WHAT YOU ARE ASKED TO DO
Return every line of the entries below unchanged, leaving out the pictures.

ENTRIES PROVIDED
• • •

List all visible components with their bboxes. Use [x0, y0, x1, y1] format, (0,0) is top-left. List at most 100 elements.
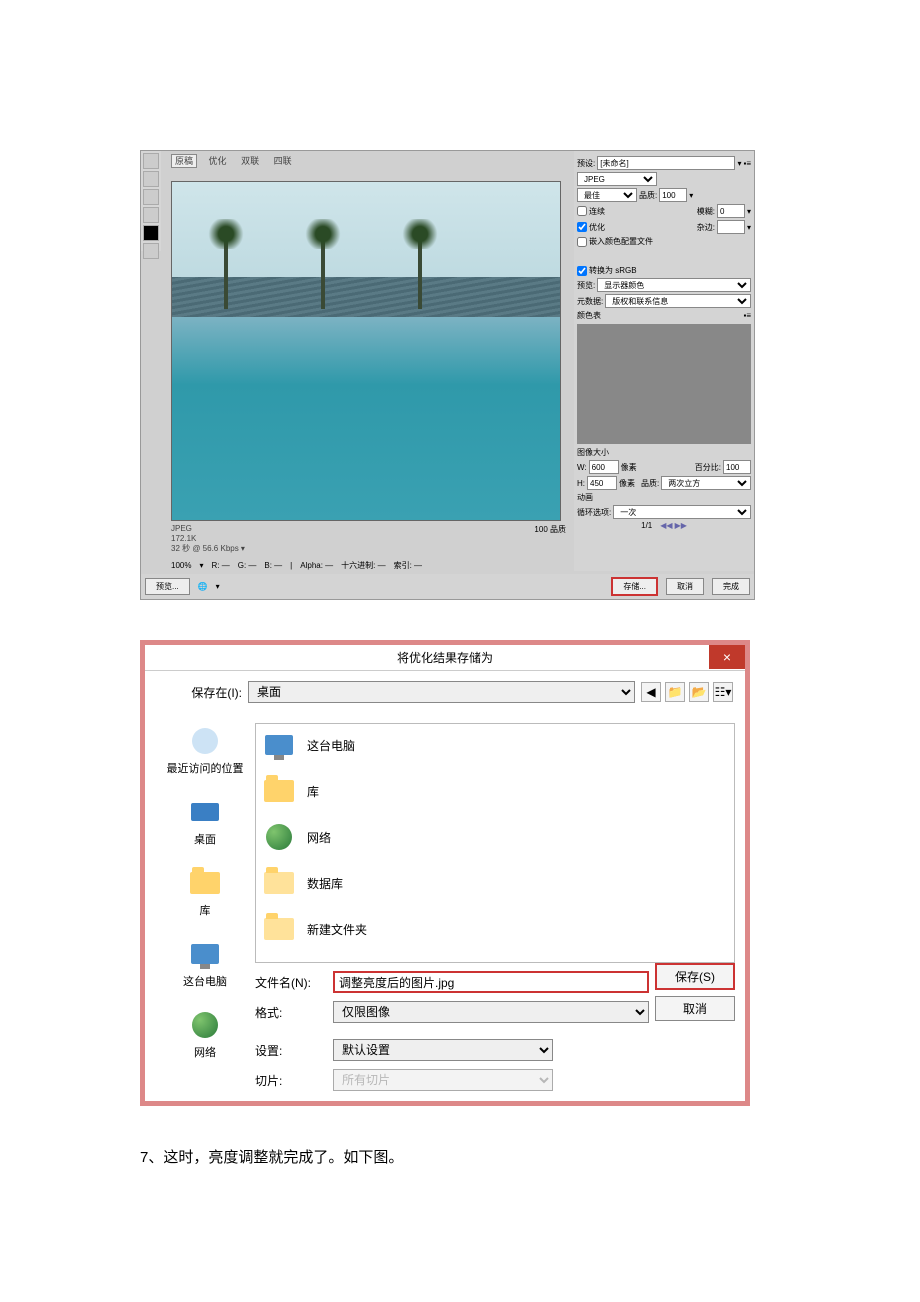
matte-dropdown-icon[interactable]: ▾	[747, 223, 751, 232]
hand-tool[interactable]	[143, 153, 159, 169]
embed-profile-label: 嵌入颜色配置文件	[589, 236, 653, 247]
loop-label: 循环选项:	[577, 507, 611, 518]
quality-readout: 100 品质	[534, 524, 566, 535]
loop-select[interactable]: 一次	[613, 505, 751, 519]
eyedropper-tool[interactable]	[143, 207, 159, 223]
place-computer[interactable]: 这台电脑	[155, 936, 255, 989]
titlebar: 将优化结果存储为 ×	[145, 645, 745, 671]
resample-label: 品质:	[641, 478, 659, 489]
width-input[interactable]	[589, 460, 619, 474]
folder-icon	[264, 918, 294, 940]
place-library[interactable]: 库	[155, 865, 255, 918]
preset-dropdown-icon[interactable]: ▾	[737, 159, 741, 168]
matte-input[interactable]	[717, 220, 745, 234]
place-recent-label: 最近访问的位置	[155, 760, 255, 776]
close-button[interactable]: ×	[709, 645, 745, 669]
library-icon	[190, 872, 220, 894]
viewmenu-icon[interactable]: ☷▾	[713, 682, 733, 702]
place-network[interactable]: 网络	[155, 1007, 255, 1060]
item-label: 库	[307, 783, 319, 800]
quality-dropdown-icon[interactable]: ▾	[689, 191, 693, 200]
caption-text: 7、这时，亮度调整就完成了。如下图。	[140, 1146, 780, 1167]
zoom-bar: 100% ▾ R: — G: — B: — | Alpha: — 十六进制: —…	[171, 560, 422, 571]
zoom-dropdown-icon[interactable]: ▾	[199, 561, 203, 570]
cancel-button[interactable]: 取消	[655, 996, 735, 1021]
slice-tool[interactable]	[143, 171, 159, 187]
computer-icon	[191, 944, 219, 964]
imagesize-label: 图像大小	[577, 447, 609, 458]
item-label: 网络	[307, 829, 331, 846]
place-recent[interactable]: 最近访问的位置	[155, 723, 255, 776]
place-desktop[interactable]: 桌面	[155, 794, 255, 847]
place-network-label: 网络	[155, 1044, 255, 1060]
colortable-menu-icon[interactable]: ▪≡	[743, 311, 751, 320]
file-list[interactable]: 这台电脑 库 网络 数据库	[255, 723, 735, 963]
list-item[interactable]: 数据库	[261, 867, 729, 899]
tab-optimized[interactable]: 优化	[206, 155, 230, 167]
browser-icon[interactable]: 🌐	[198, 582, 208, 591]
filename-input[interactable]	[333, 971, 649, 993]
network-icon	[192, 1012, 218, 1038]
progressive-checkbox[interactable]	[577, 206, 587, 216]
height-input[interactable]	[587, 476, 617, 490]
folder-icon	[264, 872, 294, 894]
frame-next-icon[interactable]: ▶▶	[675, 521, 687, 530]
preset-field[interactable]	[597, 156, 735, 170]
preview-browser-button[interactable]: 预览...	[145, 578, 190, 595]
up-icon[interactable]: 📁	[665, 682, 685, 702]
quality-input[interactable]	[659, 188, 687, 202]
w-label: W:	[577, 463, 587, 472]
savein-select[interactable]: 桌面	[248, 681, 635, 703]
metadata-select[interactable]: 版权和联系信息	[605, 294, 751, 308]
blur-dropdown-icon[interactable]: ▾	[747, 207, 751, 216]
list-item[interactable]: 新建文件夹	[261, 913, 729, 945]
format-label: 格式:	[255, 1004, 325, 1021]
info-speed: 32 秒 @ 56.6 Kbps ▾	[171, 544, 245, 554]
back-icon[interactable]: ◀	[641, 682, 661, 702]
toggle-slices[interactable]	[143, 243, 159, 259]
quality-preset[interactable]: 最佳	[577, 188, 637, 202]
embed-profile-checkbox[interactable]	[577, 237, 587, 247]
preview-select[interactable]: 显示器颜色	[597, 278, 751, 292]
format-select[interactable]: JPEG	[577, 172, 657, 186]
done-button[interactable]: 完成	[712, 578, 750, 595]
frame-prev-icon[interactable]: ◀◀	[660, 521, 672, 530]
browser-dropdown-icon[interactable]: ▾	[216, 582, 220, 591]
matte-label: 杂边:	[697, 222, 715, 233]
list-item[interactable]: 网络	[261, 821, 729, 853]
g-value: G: —	[238, 561, 257, 570]
percent-label: 百分比:	[695, 462, 721, 473]
anim-label: 动画	[577, 492, 593, 503]
zoom-tool[interactable]	[143, 189, 159, 205]
tab-original[interactable]: 原稿	[171, 154, 197, 168]
tab-4up[interactable]: 四联	[271, 155, 295, 167]
settings-select[interactable]: 默认设置	[333, 1039, 553, 1061]
save-as-dialog: 将优化结果存储为 × 保存在(I): 桌面 ◀ 📁 📂 ☷▾	[140, 640, 750, 1106]
tab-2up[interactable]: 双联	[238, 155, 262, 167]
settings-label: 设置:	[255, 1042, 325, 1059]
place-library-label: 库	[155, 902, 255, 918]
list-item[interactable]: 库	[261, 775, 729, 807]
newfolder-icon[interactable]: 📂	[689, 682, 709, 702]
panel-menu-icon[interactable]: ▪≡	[743, 159, 751, 168]
save-button[interactable]: 存储...	[611, 577, 658, 596]
slices-label: 切片:	[255, 1072, 325, 1089]
network-icon	[266, 824, 292, 850]
convert-srgb-checkbox[interactable]	[577, 266, 587, 276]
preview-image	[171, 181, 561, 521]
cancel-button[interactable]: 取消	[666, 578, 704, 595]
list-item[interactable]: 这台电脑	[261, 729, 729, 761]
optimize-checkbox[interactable]	[577, 222, 587, 232]
places-bar: 最近访问的位置 桌面 库 这台电脑	[155, 723, 255, 1091]
percent-input[interactable]	[723, 460, 751, 474]
r-value: R: —	[211, 561, 229, 570]
quality-label: 品质:	[639, 190, 657, 201]
zoom-value[interactable]: 100%	[171, 561, 191, 570]
savein-label: 保存在(I):	[157, 684, 242, 701]
color-table	[577, 324, 751, 444]
save-button[interactable]: 保存(S)	[655, 963, 735, 990]
format-select[interactable]: 仅限图像	[333, 1001, 649, 1023]
color-swatch[interactable]	[143, 225, 159, 241]
blur-input[interactable]	[717, 204, 745, 218]
resample-select[interactable]: 两次立方	[661, 476, 751, 490]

• • •

CORRECT ANSWER
List all visible components with their bboxes. Use [x0, y0, x1, y1] format, (0,0) is top-left. List at most 100 elements.
matte-dropdown-icon[interactable]: ▾	[747, 223, 751, 232]
hand-tool[interactable]	[143, 153, 159, 169]
embed-profile-label: 嵌入颜色配置文件	[589, 236, 653, 247]
loop-label: 循环选项:	[577, 507, 611, 518]
quality-readout: 100 品质	[534, 524, 566, 535]
loop-select[interactable]: 一次	[613, 505, 751, 519]
eyedropper-tool[interactable]	[143, 207, 159, 223]
place-computer[interactable]: 这台电脑	[155, 936, 255, 989]
titlebar: 将优化结果存储为 ×	[145, 645, 745, 671]
resample-label: 品质:	[641, 478, 659, 489]
width-input[interactable]	[589, 460, 619, 474]
folder-icon	[264, 918, 294, 940]
place-library[interactable]: 库	[155, 865, 255, 918]
preset-dropdown-icon[interactable]: ▾	[737, 159, 741, 168]
matte-input[interactable]	[717, 220, 745, 234]
place-recent-label: 最近访问的位置	[155, 760, 255, 776]
close-button[interactable]: ×	[709, 645, 745, 669]
library-icon	[190, 872, 220, 894]
viewmenu-icon[interactable]: ☷▾	[713, 682, 733, 702]
place-network[interactable]: 网络	[155, 1007, 255, 1060]
item-label: 库	[307, 783, 319, 800]
quality-dropdown-icon[interactable]: ▾	[689, 191, 693, 200]
caption-text: 7、这时，亮度调整就完成了。如下图。	[140, 1146, 780, 1167]
zoom-bar: 100% ▾ R: — G: — B: — | Alpha: — 十六进制: —…	[171, 560, 422, 571]
zoom-dropdown-icon[interactable]: ▾	[199, 561, 203, 570]
cancel-button[interactable]: 取消	[655, 996, 735, 1021]
slice-tool[interactable]	[143, 171, 159, 187]
computer-icon	[191, 944, 219, 964]
imagesize-label: 图像大小	[577, 447, 609, 458]
item-label: 网络	[307, 829, 331, 846]
place-recent[interactable]: 最近访问的位置	[155, 723, 255, 776]
place-desktop[interactable]: 桌面	[155, 794, 255, 847]
place-network-label: 网络	[155, 1044, 255, 1060]
colortable-menu-icon[interactable]: ▪≡	[743, 311, 751, 320]
file-list[interactable]: 这台电脑 库 网络 数据库	[255, 723, 735, 963]
list-item[interactable]: 数据库	[261, 867, 729, 899]
tab-optimized[interactable]: 优化	[206, 155, 230, 167]
browser-icon[interactable]: 🌐	[198, 582, 208, 591]
filename-input[interactable]	[333, 971, 649, 993]
network-icon	[192, 1012, 218, 1038]
progressive-checkbox[interactable]	[577, 206, 587, 216]
height-input[interactable]	[587, 476, 617, 490]
folder-icon	[264, 872, 294, 894]
frame-next-icon[interactable]: ▶▶	[675, 521, 687, 530]
preset-field[interactable]	[597, 156, 735, 170]
preview-browser-button[interactable]: 预览...	[145, 578, 190, 595]
up-icon[interactable]: 📁	[665, 682, 685, 702]
quality-input[interactable]	[659, 188, 687, 202]
w-label: W:	[577, 463, 587, 472]
savein-select[interactable]: 桌面	[248, 681, 635, 703]
metadata-select[interactable]: 版权和联系信息	[605, 294, 751, 308]
blur-dropdown-icon[interactable]: ▾	[747, 207, 751, 216]
list-item[interactable]: 新建文件夹	[261, 913, 729, 945]
format-label: 格式:	[255, 1004, 325, 1021]
info-speed: 32 秒 @ 56.6 Kbps ▾	[171, 544, 245, 554]
back-icon[interactable]: ◀	[641, 682, 661, 702]
toggle-slices[interactable]	[143, 243, 159, 259]
quality-preset[interactable]: 最佳	[577, 188, 637, 202]
embed-profile-checkbox[interactable]	[577, 237, 587, 247]
preview-select[interactable]: 显示器颜色	[597, 278, 751, 292]
format-select[interactable]: JPEG	[577, 172, 657, 186]
done-button[interactable]: 完成	[712, 578, 750, 595]
frame-prev-icon[interactable]: ◀◀	[660, 521, 672, 530]
browser-dropdown-icon[interactable]: ▾	[216, 582, 220, 591]
matte-label: 杂边:	[697, 222, 715, 233]
list-item[interactable]: 网络	[261, 821, 729, 853]
g-value: G: —	[238, 561, 257, 570]
percent-label: 百分比:	[695, 462, 721, 473]
anim-label: 动画	[577, 492, 593, 503]
zoom-tool[interactable]	[143, 189, 159, 205]
tab-original[interactable]: 原稿	[171, 154, 197, 168]
tab-4up[interactable]: 四联	[271, 155, 295, 167]
settings-select[interactable]: 默认设置	[333, 1039, 553, 1061]
save-as-dialog: 将优化结果存储为 × 保存在(I): 桌面 ◀ 📁 📂 ☷▾	[140, 640, 750, 1106]
tab-2up[interactable]: 双联	[238, 155, 262, 167]
settings-label: 设置:	[255, 1042, 325, 1059]
place-library-label: 库	[155, 902, 255, 918]
list-item[interactable]: 库	[261, 775, 729, 807]
newfolder-icon[interactable]: 📂	[689, 682, 709, 702]
panel-menu-icon[interactable]: ▪≡	[743, 159, 751, 168]
save-button[interactable]: 存储...	[611, 577, 658, 596]
slices-label: 切片:	[255, 1072, 325, 1089]
network-icon	[266, 824, 292, 850]
convert-srgb-checkbox[interactable]	[577, 266, 587, 276]
preview-image	[171, 181, 561, 521]
cancel-button[interactable]: 取消	[666, 578, 704, 595]
list-item[interactable]: 这台电脑	[261, 729, 729, 761]
optimize-checkbox[interactable]	[577, 222, 587, 232]
places-bar: 最近访问的位置 桌面 库 这台电脑	[155, 723, 255, 1091]
percent-input[interactable]	[723, 460, 751, 474]
r-value: R: —	[211, 561, 229, 570]
quality-label: 品质:	[639, 190, 657, 201]
zoom-value[interactable]: 100%	[171, 561, 191, 570]
savein-label: 保存在(I):	[157, 684, 242, 701]
color-table	[577, 324, 751, 444]
save-button[interactable]: 保存(S)	[655, 963, 735, 990]
format-select[interactable]: 仅限图像	[333, 1001, 649, 1023]
color-swatch[interactable]	[143, 225, 159, 241]
blur-input[interactable]	[717, 204, 745, 218]
resample-select[interactable]: 两次立方	[661, 476, 751, 490]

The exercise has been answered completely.